[Saved entries]
↓↓↓
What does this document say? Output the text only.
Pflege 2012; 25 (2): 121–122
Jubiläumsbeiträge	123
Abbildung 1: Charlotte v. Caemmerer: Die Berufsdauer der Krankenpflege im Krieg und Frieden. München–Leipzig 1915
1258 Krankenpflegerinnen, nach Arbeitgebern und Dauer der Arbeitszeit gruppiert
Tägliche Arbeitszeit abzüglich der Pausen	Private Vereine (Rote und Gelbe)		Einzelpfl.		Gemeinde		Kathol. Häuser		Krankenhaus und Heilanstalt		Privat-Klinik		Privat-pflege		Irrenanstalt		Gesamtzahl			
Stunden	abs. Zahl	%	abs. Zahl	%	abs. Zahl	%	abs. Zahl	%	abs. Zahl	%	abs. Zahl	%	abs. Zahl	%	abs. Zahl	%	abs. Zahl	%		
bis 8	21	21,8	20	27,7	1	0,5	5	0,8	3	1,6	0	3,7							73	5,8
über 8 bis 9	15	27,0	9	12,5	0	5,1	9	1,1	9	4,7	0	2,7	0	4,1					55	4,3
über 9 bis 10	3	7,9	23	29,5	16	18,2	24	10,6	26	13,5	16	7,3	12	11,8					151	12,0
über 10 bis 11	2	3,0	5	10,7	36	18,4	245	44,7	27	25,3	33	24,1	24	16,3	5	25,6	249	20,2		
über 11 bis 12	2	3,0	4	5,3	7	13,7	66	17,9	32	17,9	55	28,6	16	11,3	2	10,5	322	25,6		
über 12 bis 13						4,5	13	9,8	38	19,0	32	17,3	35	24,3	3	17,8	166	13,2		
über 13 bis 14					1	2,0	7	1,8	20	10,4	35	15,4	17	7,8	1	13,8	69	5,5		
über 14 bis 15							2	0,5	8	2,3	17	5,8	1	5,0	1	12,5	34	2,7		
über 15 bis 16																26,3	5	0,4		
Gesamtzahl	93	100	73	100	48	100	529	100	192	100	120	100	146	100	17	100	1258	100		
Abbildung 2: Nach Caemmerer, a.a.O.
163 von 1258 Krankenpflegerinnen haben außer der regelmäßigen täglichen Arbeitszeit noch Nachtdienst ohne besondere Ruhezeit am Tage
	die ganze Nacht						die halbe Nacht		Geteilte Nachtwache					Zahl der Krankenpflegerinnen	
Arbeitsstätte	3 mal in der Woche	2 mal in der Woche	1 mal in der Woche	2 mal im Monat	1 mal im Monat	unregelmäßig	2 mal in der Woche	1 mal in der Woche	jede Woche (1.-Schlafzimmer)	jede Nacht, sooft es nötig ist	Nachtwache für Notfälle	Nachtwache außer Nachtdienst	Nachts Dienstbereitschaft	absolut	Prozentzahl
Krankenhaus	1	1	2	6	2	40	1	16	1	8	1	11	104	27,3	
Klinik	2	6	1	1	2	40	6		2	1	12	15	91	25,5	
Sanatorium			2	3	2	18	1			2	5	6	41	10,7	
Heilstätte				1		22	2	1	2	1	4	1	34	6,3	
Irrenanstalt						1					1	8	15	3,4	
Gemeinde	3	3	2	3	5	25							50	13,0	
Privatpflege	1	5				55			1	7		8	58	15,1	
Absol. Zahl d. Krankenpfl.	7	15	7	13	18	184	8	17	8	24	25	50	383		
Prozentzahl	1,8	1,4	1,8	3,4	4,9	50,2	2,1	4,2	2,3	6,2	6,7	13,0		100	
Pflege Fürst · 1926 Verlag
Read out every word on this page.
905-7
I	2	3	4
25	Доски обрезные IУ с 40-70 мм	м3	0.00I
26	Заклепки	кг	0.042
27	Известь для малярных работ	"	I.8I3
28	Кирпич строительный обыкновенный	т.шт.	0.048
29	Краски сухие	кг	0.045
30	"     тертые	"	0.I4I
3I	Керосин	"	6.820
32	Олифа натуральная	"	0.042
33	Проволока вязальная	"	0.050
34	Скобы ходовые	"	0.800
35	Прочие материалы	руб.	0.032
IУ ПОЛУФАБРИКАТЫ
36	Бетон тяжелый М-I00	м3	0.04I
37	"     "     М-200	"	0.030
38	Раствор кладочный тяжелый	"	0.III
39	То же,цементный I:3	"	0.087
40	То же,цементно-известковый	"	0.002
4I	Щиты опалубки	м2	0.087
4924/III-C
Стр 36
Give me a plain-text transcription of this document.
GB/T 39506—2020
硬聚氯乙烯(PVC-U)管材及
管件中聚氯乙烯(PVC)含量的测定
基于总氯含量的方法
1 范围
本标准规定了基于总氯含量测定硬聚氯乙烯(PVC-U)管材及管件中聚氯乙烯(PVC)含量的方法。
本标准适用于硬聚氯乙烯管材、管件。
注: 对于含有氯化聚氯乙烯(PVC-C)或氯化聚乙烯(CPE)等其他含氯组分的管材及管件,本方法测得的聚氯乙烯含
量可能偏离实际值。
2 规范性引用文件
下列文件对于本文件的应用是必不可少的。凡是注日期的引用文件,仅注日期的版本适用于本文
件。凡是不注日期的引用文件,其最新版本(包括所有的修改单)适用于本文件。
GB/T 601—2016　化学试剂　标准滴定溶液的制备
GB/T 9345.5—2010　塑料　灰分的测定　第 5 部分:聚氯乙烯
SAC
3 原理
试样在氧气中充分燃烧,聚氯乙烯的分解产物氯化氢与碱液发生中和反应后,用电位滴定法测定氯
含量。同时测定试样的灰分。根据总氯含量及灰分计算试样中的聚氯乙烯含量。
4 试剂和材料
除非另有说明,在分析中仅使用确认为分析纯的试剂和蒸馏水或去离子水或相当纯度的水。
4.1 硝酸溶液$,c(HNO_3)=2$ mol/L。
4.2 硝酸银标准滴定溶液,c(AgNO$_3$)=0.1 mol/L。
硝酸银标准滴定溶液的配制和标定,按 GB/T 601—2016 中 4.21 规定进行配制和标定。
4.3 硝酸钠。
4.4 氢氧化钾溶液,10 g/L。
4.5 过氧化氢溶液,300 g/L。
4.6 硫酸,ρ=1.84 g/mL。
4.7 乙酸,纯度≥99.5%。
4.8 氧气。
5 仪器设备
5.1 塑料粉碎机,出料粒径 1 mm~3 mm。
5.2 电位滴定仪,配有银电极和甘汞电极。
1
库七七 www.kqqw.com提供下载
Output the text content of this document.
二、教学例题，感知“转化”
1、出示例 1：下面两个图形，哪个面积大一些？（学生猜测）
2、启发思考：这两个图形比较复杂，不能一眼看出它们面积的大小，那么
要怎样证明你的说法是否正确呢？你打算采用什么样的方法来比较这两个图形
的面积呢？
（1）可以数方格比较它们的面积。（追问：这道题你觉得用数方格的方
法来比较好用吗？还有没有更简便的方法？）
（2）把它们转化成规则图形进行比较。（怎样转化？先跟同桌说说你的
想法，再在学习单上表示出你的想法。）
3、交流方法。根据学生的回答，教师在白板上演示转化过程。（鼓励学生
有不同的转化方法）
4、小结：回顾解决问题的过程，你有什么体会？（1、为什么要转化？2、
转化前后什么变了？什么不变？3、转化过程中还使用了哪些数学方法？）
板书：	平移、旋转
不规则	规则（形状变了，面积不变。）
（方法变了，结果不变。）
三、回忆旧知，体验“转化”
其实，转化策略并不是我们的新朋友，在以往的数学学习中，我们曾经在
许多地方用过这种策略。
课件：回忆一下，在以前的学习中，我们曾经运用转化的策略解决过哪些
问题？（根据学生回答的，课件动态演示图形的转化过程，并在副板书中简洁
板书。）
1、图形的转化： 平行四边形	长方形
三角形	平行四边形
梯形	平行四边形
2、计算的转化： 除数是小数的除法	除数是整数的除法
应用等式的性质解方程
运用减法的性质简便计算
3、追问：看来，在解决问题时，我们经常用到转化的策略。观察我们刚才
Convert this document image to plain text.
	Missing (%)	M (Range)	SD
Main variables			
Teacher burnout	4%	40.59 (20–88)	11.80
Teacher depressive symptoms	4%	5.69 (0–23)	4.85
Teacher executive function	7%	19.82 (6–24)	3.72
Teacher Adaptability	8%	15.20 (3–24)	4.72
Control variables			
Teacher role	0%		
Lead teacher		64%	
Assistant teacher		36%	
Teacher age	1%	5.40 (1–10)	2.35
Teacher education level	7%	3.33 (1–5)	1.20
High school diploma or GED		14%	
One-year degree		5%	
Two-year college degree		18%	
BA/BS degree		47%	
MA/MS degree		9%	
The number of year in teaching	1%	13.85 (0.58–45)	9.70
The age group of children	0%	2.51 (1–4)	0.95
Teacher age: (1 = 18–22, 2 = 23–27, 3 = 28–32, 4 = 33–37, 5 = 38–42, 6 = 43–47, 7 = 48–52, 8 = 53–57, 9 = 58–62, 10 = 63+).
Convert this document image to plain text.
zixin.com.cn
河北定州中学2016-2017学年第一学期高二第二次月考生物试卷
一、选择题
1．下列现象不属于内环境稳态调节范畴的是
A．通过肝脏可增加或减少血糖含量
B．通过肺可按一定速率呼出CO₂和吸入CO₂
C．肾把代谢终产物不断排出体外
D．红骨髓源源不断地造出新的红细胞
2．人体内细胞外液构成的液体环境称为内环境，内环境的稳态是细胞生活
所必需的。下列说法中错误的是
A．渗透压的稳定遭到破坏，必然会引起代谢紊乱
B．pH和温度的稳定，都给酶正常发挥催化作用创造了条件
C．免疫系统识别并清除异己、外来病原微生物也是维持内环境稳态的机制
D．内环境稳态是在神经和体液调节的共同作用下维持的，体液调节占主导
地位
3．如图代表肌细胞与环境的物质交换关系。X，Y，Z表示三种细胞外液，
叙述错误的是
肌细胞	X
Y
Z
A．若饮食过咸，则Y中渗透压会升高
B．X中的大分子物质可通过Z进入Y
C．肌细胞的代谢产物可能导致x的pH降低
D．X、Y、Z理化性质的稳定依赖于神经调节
↑↑↑
Show all lines above holding "Abbildung".

→ Result of the task
Abbildung 1: Charlotte v. Caemmerer: Die Berufsdauer der Krankenpflege im Krieg und Frieden. München–Leipzig 1915
Abbildung 2: Nach Caemmerer, a.a.O.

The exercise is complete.